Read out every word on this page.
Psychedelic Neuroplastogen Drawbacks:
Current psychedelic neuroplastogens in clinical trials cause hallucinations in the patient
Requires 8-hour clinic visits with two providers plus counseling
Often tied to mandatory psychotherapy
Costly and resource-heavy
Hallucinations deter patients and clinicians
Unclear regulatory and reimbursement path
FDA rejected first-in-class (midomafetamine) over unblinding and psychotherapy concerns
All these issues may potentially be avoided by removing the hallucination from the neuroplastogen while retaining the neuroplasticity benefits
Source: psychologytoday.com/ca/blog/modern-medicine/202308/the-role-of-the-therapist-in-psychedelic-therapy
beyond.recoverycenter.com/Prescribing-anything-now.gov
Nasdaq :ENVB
---
# What you have to do
A faithful, complete reproduction of the listing above is requested.

# Written response
Read out every word on this page.
Psychedelic Neuroplastogen Drawbacks:
Current psychedelic neuroplastogens in clinical trials cause hallucinations in the patient
Requires 8-hour clinic visits with two providers plus counseling
Often tied to mandatory psychotherapy
Costly and resource-heavy
Hallucinations deter patients and clinicians
Unclear regulatory and reimbursement path
FDA rejected first-in-class (midomafetamine) over unblinding and psychotherapy concerns
All these issues may potentially be avoided by removing the hallucination from the neuroplastogen while retaining the neuroplasticity benefits
Source: psychologytoday.com/ca/blog/modern-medicine/202308/the-role-of-the-therapist-in-psychedelic-therapy
beyond.recoverycenter.com/Prescribing-anything-now.gov
Nasdaq :ENVB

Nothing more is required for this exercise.